Saved data entries
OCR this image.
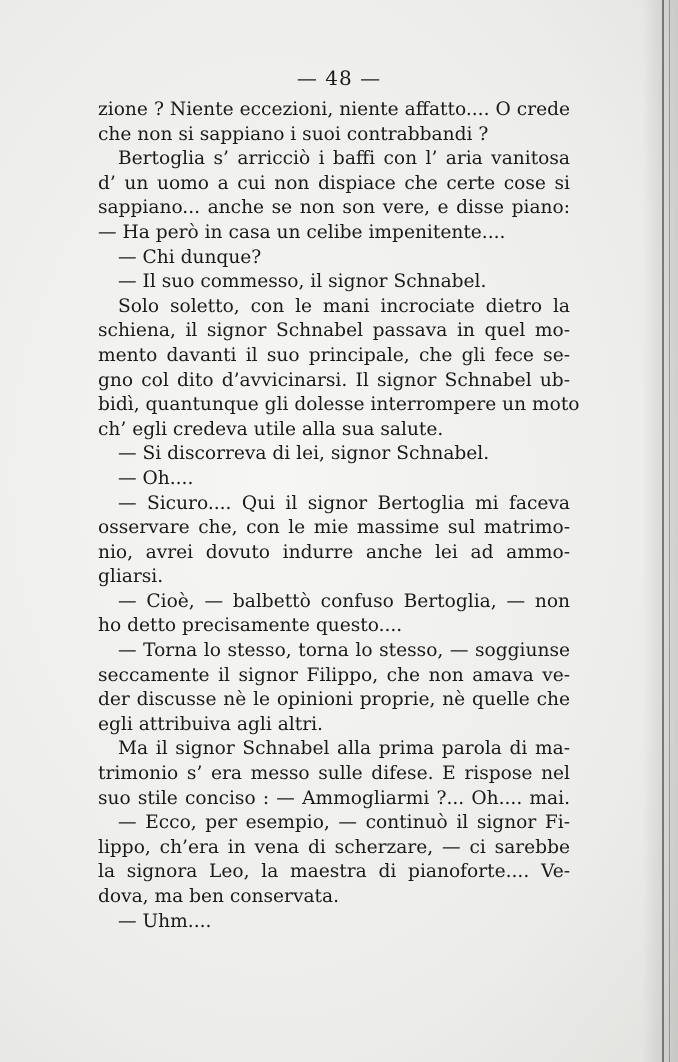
— 48 —
zione ? Niente eccezioni, niente affatto.... O crede
che non si sappiano i suoi contrabbandi ?
Bertoglia s’ arricciò i baffi con l’ aria vanitosa
d’ un uomo a cui non dispiace che certe cose si
sappiano... anche se non son vere, e disse piano:
— Ha però in casa un celibe impenitente....
— Chi dunque?
— Il suo commesso, il signor Schnabel.
Solo soletto, con le mani incrociate dietro la
schiena, il signor Schnabel passava in quel mo-
mento davanti il suo principale, che gli fece se-
gno col dito d’avvicinarsi. Il signor Schnabel ub-
bidì, quantunque gli dolesse interrompere un moto
ch’ egli credeva utile alla sua salute.
— Si discorreva di lei, signor Schnabel.
— Oh....
— Sicuro.... Qui il signor Bertoglia mi faceva
osservare che, con le mie massime sul matrimo-
nio, avrei dovuto indurre anche lei ad ammo-
gliarsi.
— Cioè, — balbettò confuso Bertoglia, — non
ho detto precisamente questo....
— Torna lo stesso, torna lo stesso, — soggiunse
seccamente il signor Filippo, che non amava ve-
der discusse nè le opinioni proprie, nè quelle che
egli attribuiva agli altri.
Ma il signor Schnabel alla prima parola di ma-
trimonio s’ era messo sulle difese. E rispose nel
suo stile conciso : — Ammogliarmi ?... Oh.... mai.
— Ecco, per esempio, — continuò il signor Fi-
lippo, ch’era in vena di scherzare, — ci sarebbe
la signora Leo, la maestra di pianoforte.... Ve-
dova, ma ben conservata.
— Uhm....
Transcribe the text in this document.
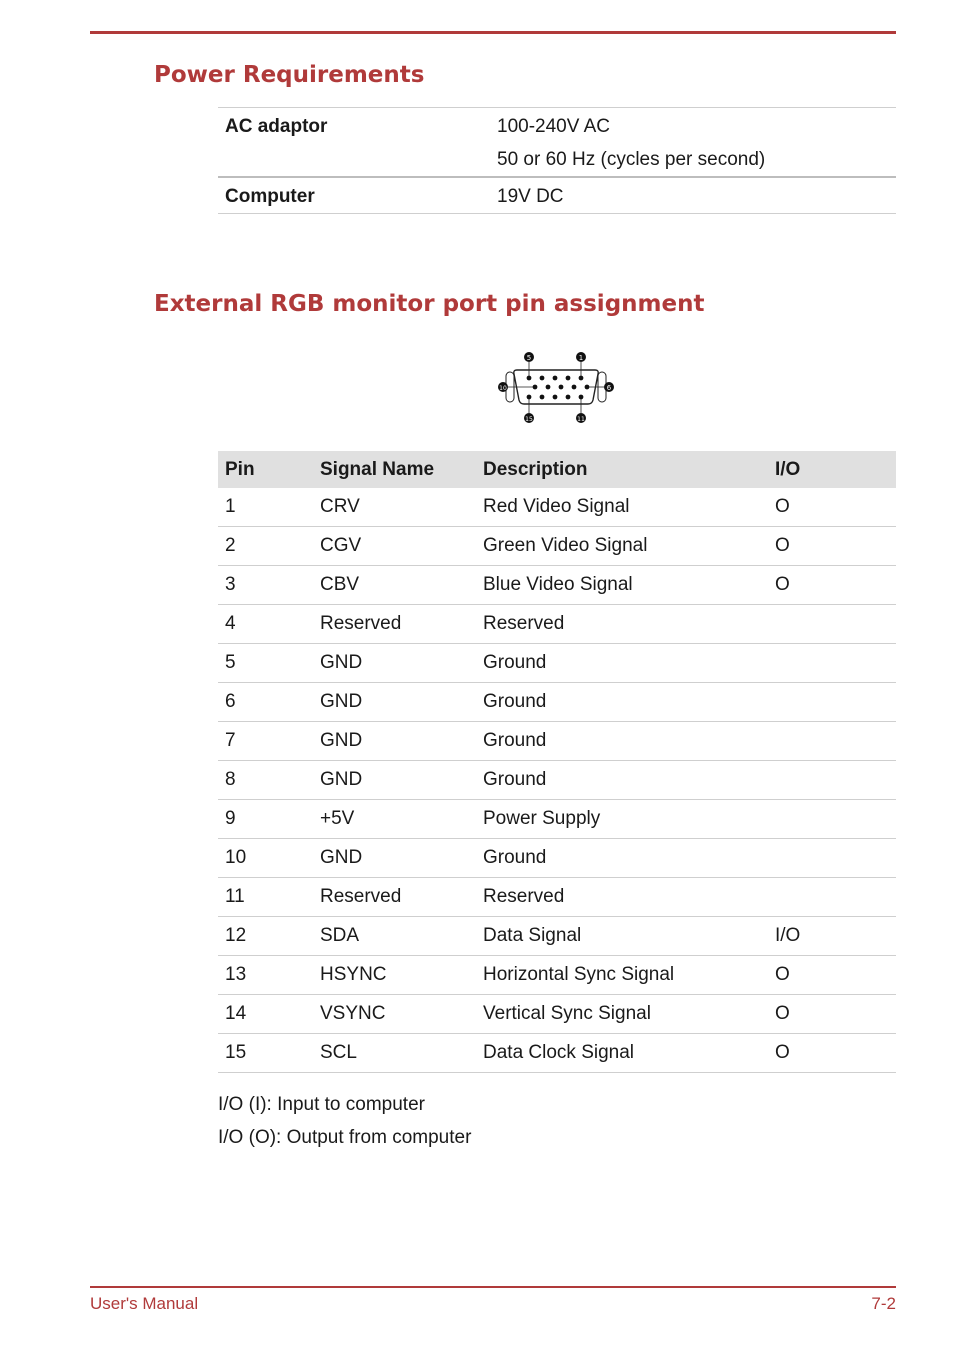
Power Requirements
AC adaptor	100-240V AC
50 or 60 Hz (cycles per second)
Computer	19V DC
External RGB monitor port pin assignment
5	1
10	6
15	11
Pin	Signal Name	Description	I/O
1	CRV	Red Video Signal	O
2	CGV	Green Video Signal	O
3	CBV	Blue Video Signal	O
4	Reserved	Reserved	
5	GND	Ground	
6	GND	Ground	
7	GND	Ground	
8	GND	Ground	
9	+5V	Power Supply	
10	GND	Ground	
11	Reserved	Reserved	
12	SDA	Data Signal	I/O
13	HSYNC	Horizontal Sync Signal	O
14	VSYNC	Vertical Sync Signal	O
15	SCL	Data Clock Signal	O
I/O (I): Input to computer
I/O (O): Output from computer
User's Manual	7-2
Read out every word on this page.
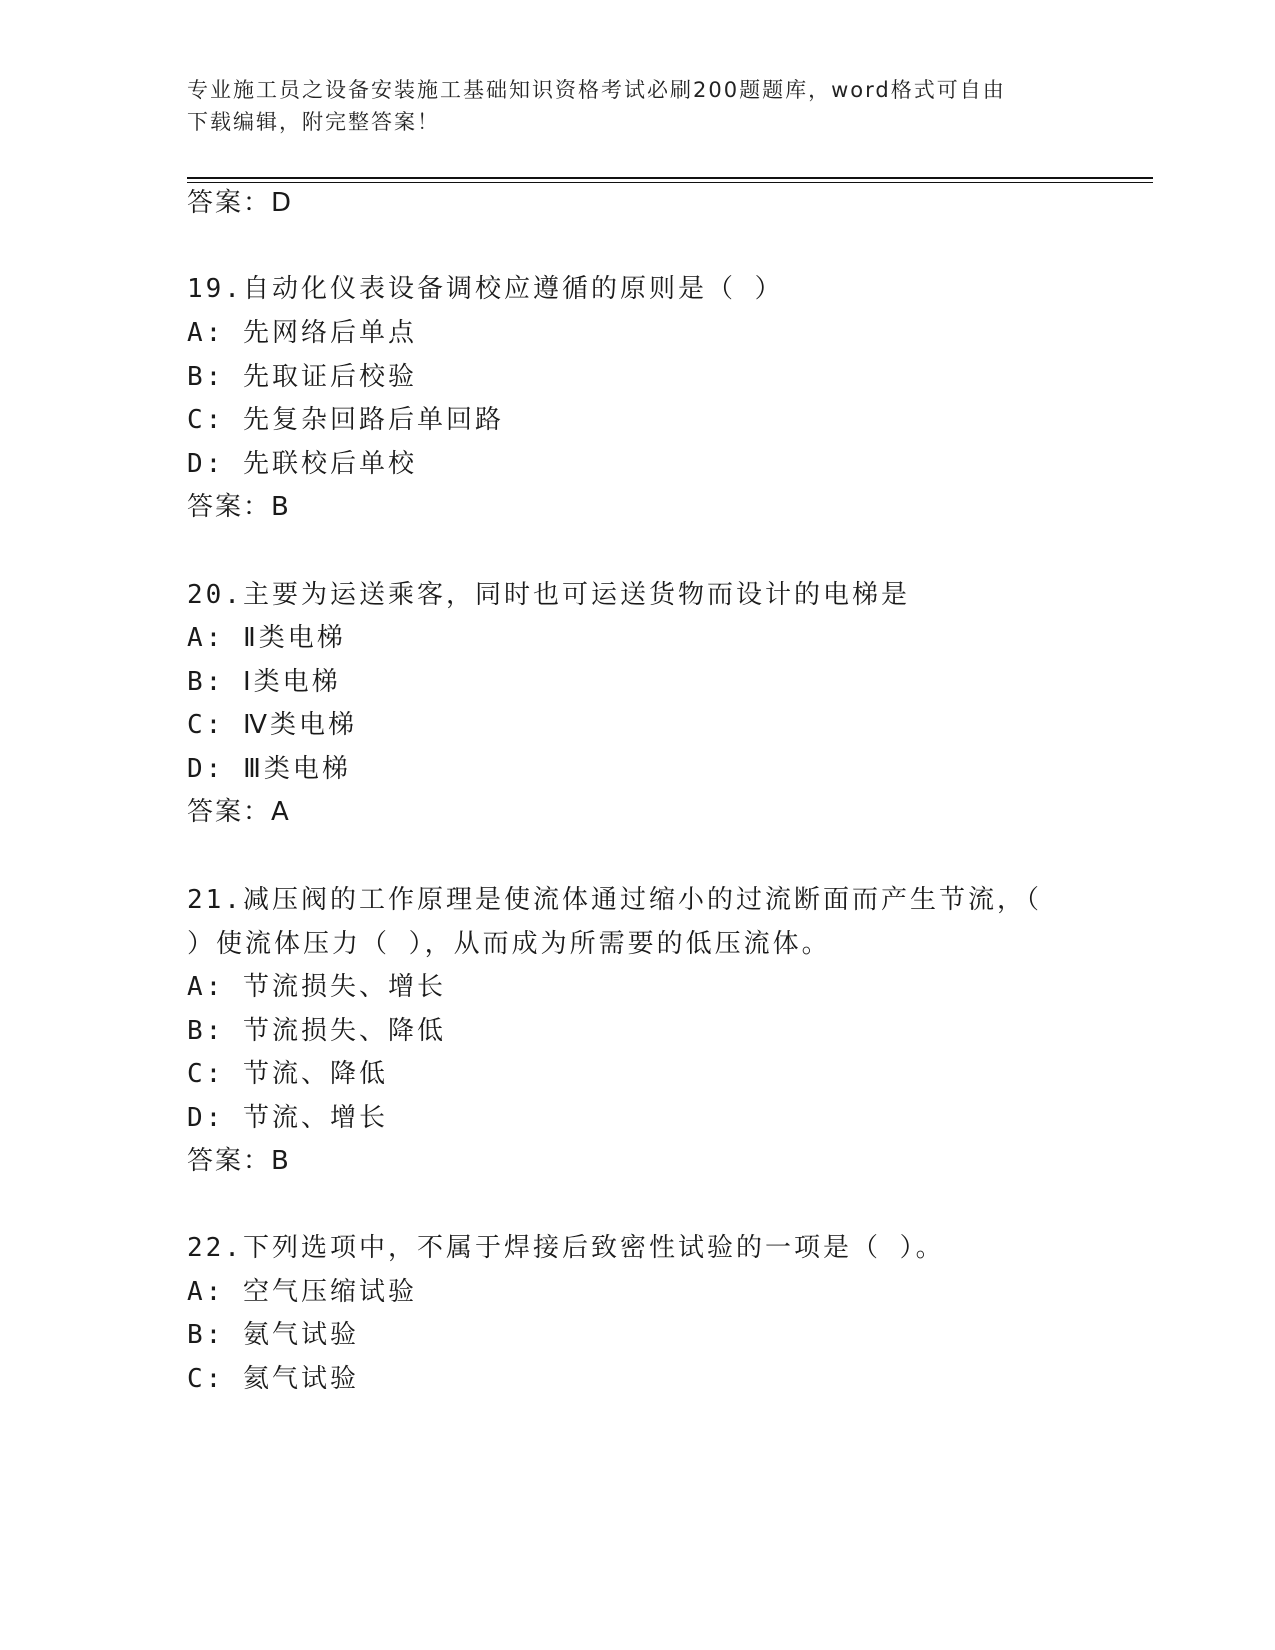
专业施工员之设备安装施工基础知识资格考试必刷200题题库，word格式可自由
下载编辑，附完整答案！
答案：D
19.自动化仪表设备调校应遵循的原则是（ ）
A: 先网络后单点
B: 先取证后校验
C: 先复杂回路后单回路
D: 先联校后单校
答案：B
20.主要为运送乘客，同时也可运送货物而设计的电梯是
A: Ⅱ类电梯
B: Ⅰ类电梯
C: Ⅳ类电梯
D: Ⅲ类电梯
答案：A
21.减压阀的工作原理是使流体通过缩小的过流断面而产生节流，（
）使流体压力（ ），从而成为所需要的低压流体。
A: 节流损失、增长
B: 节流损失、降低
C: 节流、降低
D: 节流、增长
答案：B
22.下列选项中，不属于焊接后致密性试验的一项是（ ）。
A: 空气压缩试验
B: 氨气试验
C: 氦气试验
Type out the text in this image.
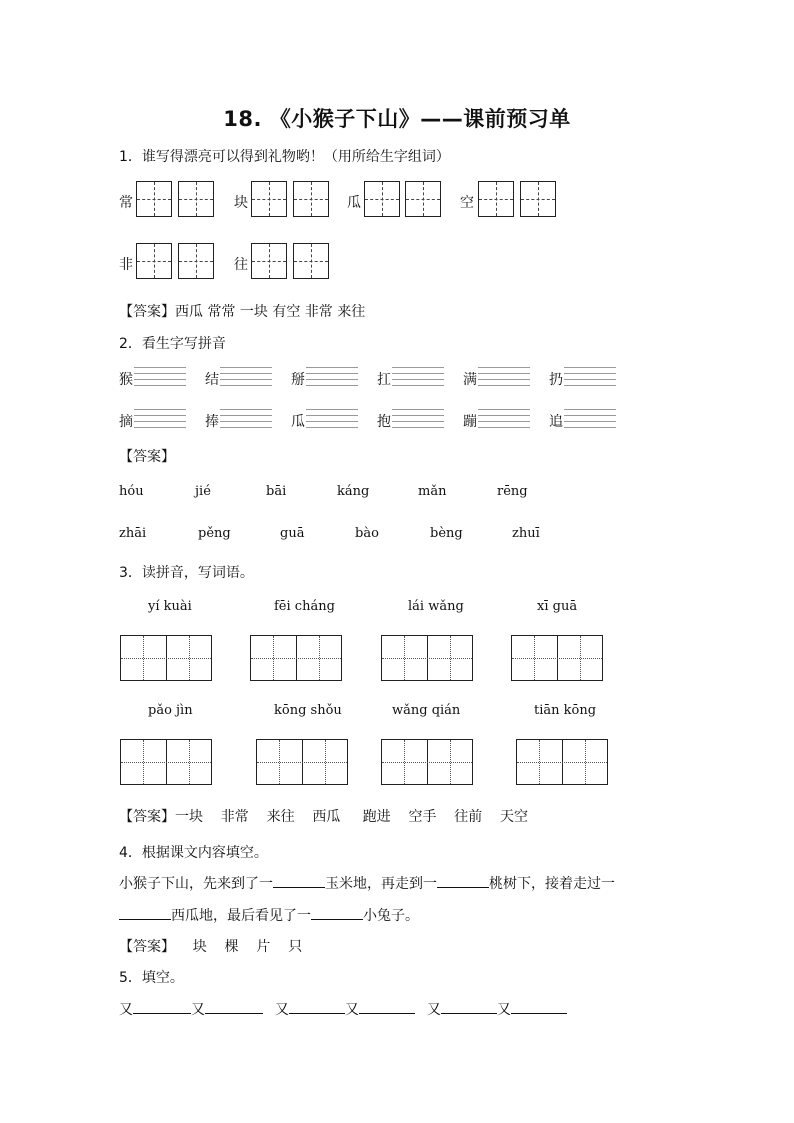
18. 《小猴子下山》——课前预习单
1．谁写得漂亮可以得到礼物哟！（用所给生字组词）
常	块	瓜	空
非	往
【答案】西瓜 常常 一块 有空 非常 来往
2．看生字写拼音
猴	结	掰	扛	满	扔
摘	捧	瓜	抱	蹦	追
【答案】
hóu	jié	bāi	káng	mǎn	rēng
zhāi	pěng	guā	bào	bèng	zhuī
3．读拼音，写词语。
yí kuài	fēi cháng	lái wǎng	xī guā
pǎo jìn	kōng shǒu	wǎng qián	tiān kōng
【答案】一块    非常    来往    西瓜     跑进    空手    往前    天空
4．根据课文内容填空。
小猴子下山，先来到了一	玉米地，再走到一	桃树下，接着走过一
西瓜地，最后看见了一	小兔子。
【答案】    块    棵    片    只
5．填空。
又	又	又	又	又	又
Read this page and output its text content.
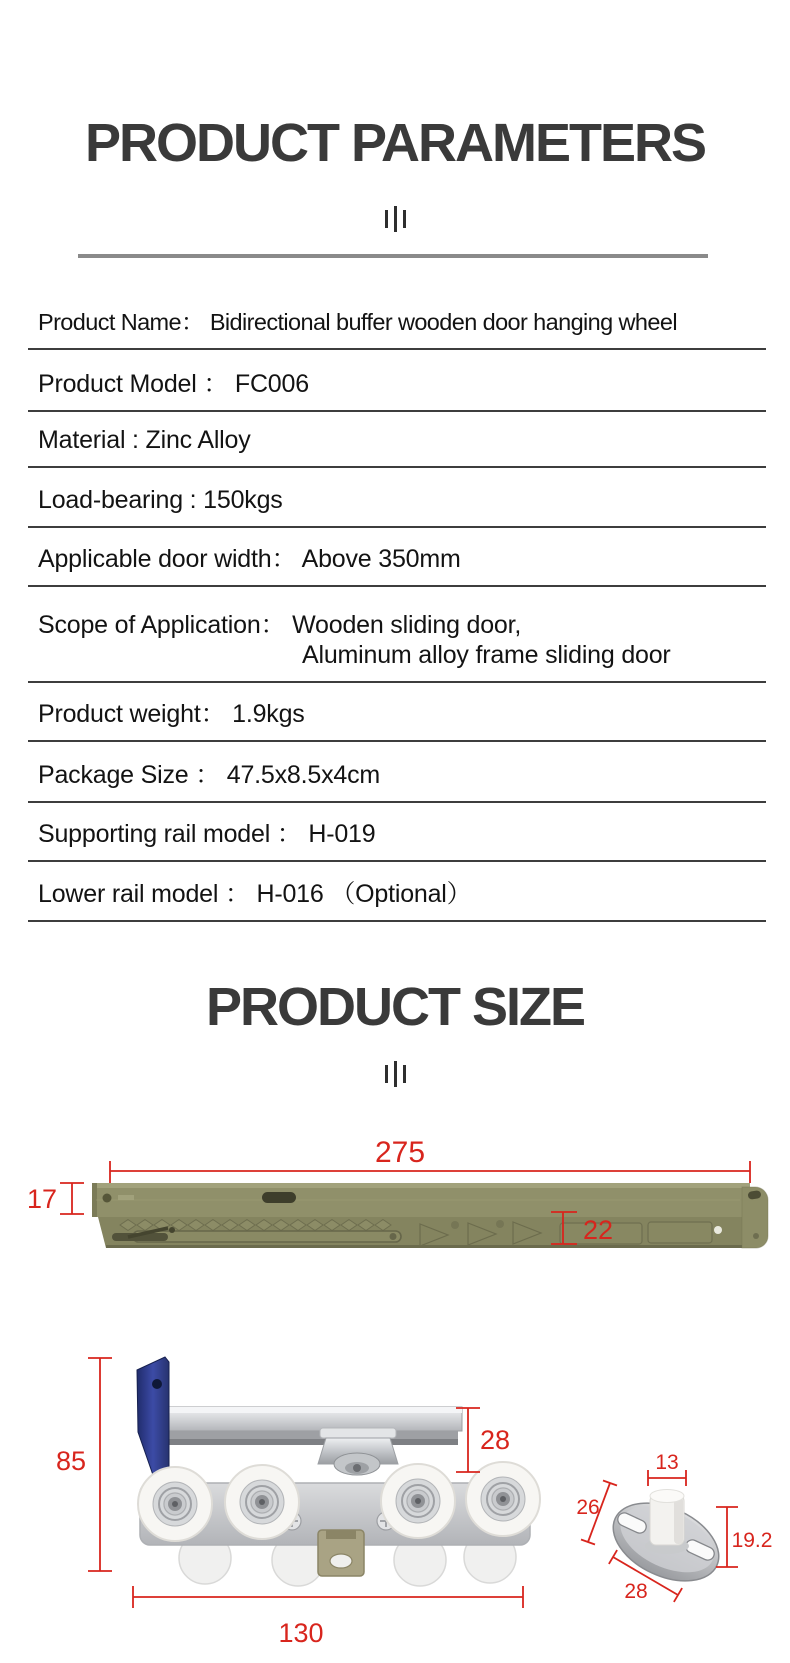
PRODUCT PARAMETERS
Product Name： Bidirectional buffer wooden door hanging wheel
Product Model ： FC006
Material : Zinc Alloy
Load-bearing : 150kgs
Applicable door width： Above 350mm
Scope of Application： Wooden sliding door,
Aluminum alloy frame sliding door
Product weight： 1.9kgs
Package Size ： 47.5x8.5x4cm
Supporting rail model ： H-019
Lower rail model ： H-016 （Optional）
PRODUCT SIZE
275
17
22
85
28
130
13
26
19.2
28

** DIRECTIVE **
From the line containing "Type out the text in this image." down to the final line of the listing above, write out only those lines exactly as they are, minus the pictures.

** TASK ANSWER **
Type out the text in this image.
18. 《小猴子下山》——课前预习单
1．谁写得漂亮可以得到礼物哟！（用所给生字组词）
常	块	瓜	空
非	往
【答案】西瓜 常常 一块 有空 非常 来往
2．看生字写拼音
猴	结	掰	扛	满	扔
摘	捧	瓜	抱	蹦	追
【答案】
hóu	jié	bāi	káng	mǎn	rēng
zhāi	pěng	guā	bào	bèng	zhuī
3．读拼音，写词语。
yí kuài	fēi cháng	lái wǎng	xī guā
pǎo jìn	kōng shǒu	wǎng qián	tiān kōng
【答案】一块    非常    来往    西瓜     跑进    空手    往前    天空
4．根据课文内容填空。
小猴子下山，先来到了一	玉米地，再走到一	桃树下，接着走过一
西瓜地，最后看见了一	小兔子。
【答案】    块    棵    片    只
5．填空。
又	又	又	又	又	又
Read this page and output its text content.
PRODUCT PARAMETERS
Product Name： Bidirectional buffer wooden door hanging wheel
Product Model ： FC006
Material : Zinc Alloy
Load-bearing : 150kgs
Applicable door width： Above 350mm
Scope of Application： Wooden sliding door,
Aluminum alloy frame sliding door
Product weight： 1.9kgs
Package Size ： 47.5x8.5x4cm
Supporting rail model ： H-019
Lower rail model ： H-016 （Optional）
PRODUCT SIZE
275
17
22
85
28
130
13
26
19.2
28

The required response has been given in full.